### Texto
"""
Sinatra y mis recuerdos (XIII) (y último)

Qué mejor forma de terminar una serie que con el capítulo XIII.

1973 significaba el principio de mi anhelado punto y final a esa larga estancia en ese campo de concentración al que llamaban colegio.

Como ya he dicho anteriormente, si algo aprendí de los curas a lo largo de doce años fue su inquebrantable deseo de domeñar las voluntades de quienes ofrecían resistencia a su concepto de educación, autoridad y formación del espíritu. Eso y una nada disimulada obsesión por la venganza para hacer pagar de una manera u otra las afrentas. Y sé bien de lo que hablo.

“El Gorila”, el cura sin la más mínima capacidad didáctica, ni empatía, ni respeto por ninguno de sus estudiantes, el mismo que tuve que sufrir un año antes, se tomó cumplida venganza contra mí en este curso último de COU. De entre las asignaturas optativas que podía elegir, yo había seleccionado matemáticas porque las iba a necesitar en mis futuros estudios de Informática. Por desgracia, él era quien impartía esa materia y claro, habló con el director del centro – que, para más inri, era su propio hermano – y entre ambos me “aconsejaron” que no eligiera esa asignatura argumentando que mi nivel no era el más adecuado. Vamos, que estaba sólo un peldaño por encima de Forest Gump.
"""
### Información registrada
"""
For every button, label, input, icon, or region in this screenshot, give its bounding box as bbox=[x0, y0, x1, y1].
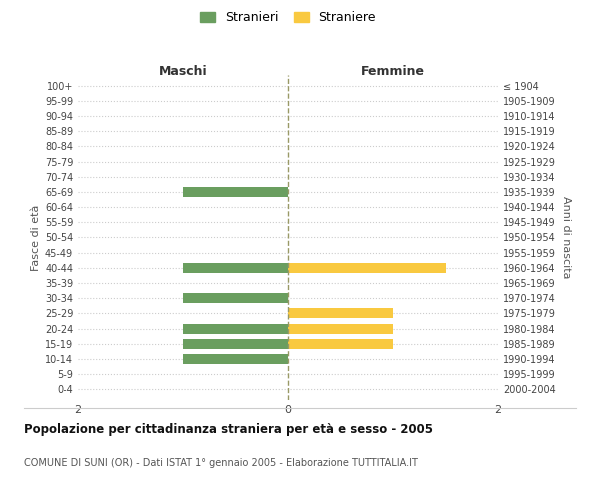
Bar bbox=[183, 263, 288, 273]
Bar bbox=[183, 187, 288, 197]
Bar bbox=[288, 263, 445, 273]
Bar bbox=[183, 324, 288, 334]
Bar bbox=[183, 354, 288, 364]
Y-axis label: Anni di nascita: Anni di nascita bbox=[561, 196, 571, 279]
Text: Femmine: Femmine bbox=[361, 65, 425, 78]
Text: Popolazione per cittadinanza straniera per età e sesso - 2005: Popolazione per cittadinanza straniera p… bbox=[24, 422, 433, 436]
Y-axis label: Fasce di età: Fasce di età bbox=[31, 204, 41, 270]
Legend: Stranieri, Straniere: Stranieri, Straniere bbox=[195, 6, 381, 29]
Bar bbox=[183, 294, 288, 303]
Text: COMUNE DI SUNI (OR) - Dati ISTAT 1° gennaio 2005 - Elaborazione TUTTITALIA.IT: COMUNE DI SUNI (OR) - Dati ISTAT 1° genn… bbox=[24, 458, 418, 468]
Bar bbox=[288, 324, 393, 334]
Text: Maschi: Maschi bbox=[158, 65, 208, 78]
Bar bbox=[183, 339, 288, 348]
Bar bbox=[288, 339, 393, 348]
Bar bbox=[288, 308, 393, 318]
"""
### Problemas
1. Responde estas preguntas sobre el texto:
(a) ¿Durante cuántos años aprendió de los curas quien narra?
(b) ¿Qué asignatura optativa había seleccionado y para qué estudios la iba a necesitar?
(c) ¿Qué parentesco tenía el director del centro con el cura que impartía esa asignatura?
2. Transcribe del texto, sin cambiar nada, el fragmento que va desde "Sinatra y mis" hasta "que llamaban colegio.".
Responde basándote únicamente en el texto.

### Resultados por tarea
1.
(a) Doce años.
(b) Matemáticas, porque las iba a necesitar en sus futuros estudios de Informática.
(c) Era su propio hermano.

2.
Sinatra y mis recuerdos (XIII) (y último)

Qué mejor forma de terminar una serie que con el capítulo XIII.

1973 significaba el principio de mi anhelado punto y final a esa larga estancia en ese campo de concentración al que llamaban colegio.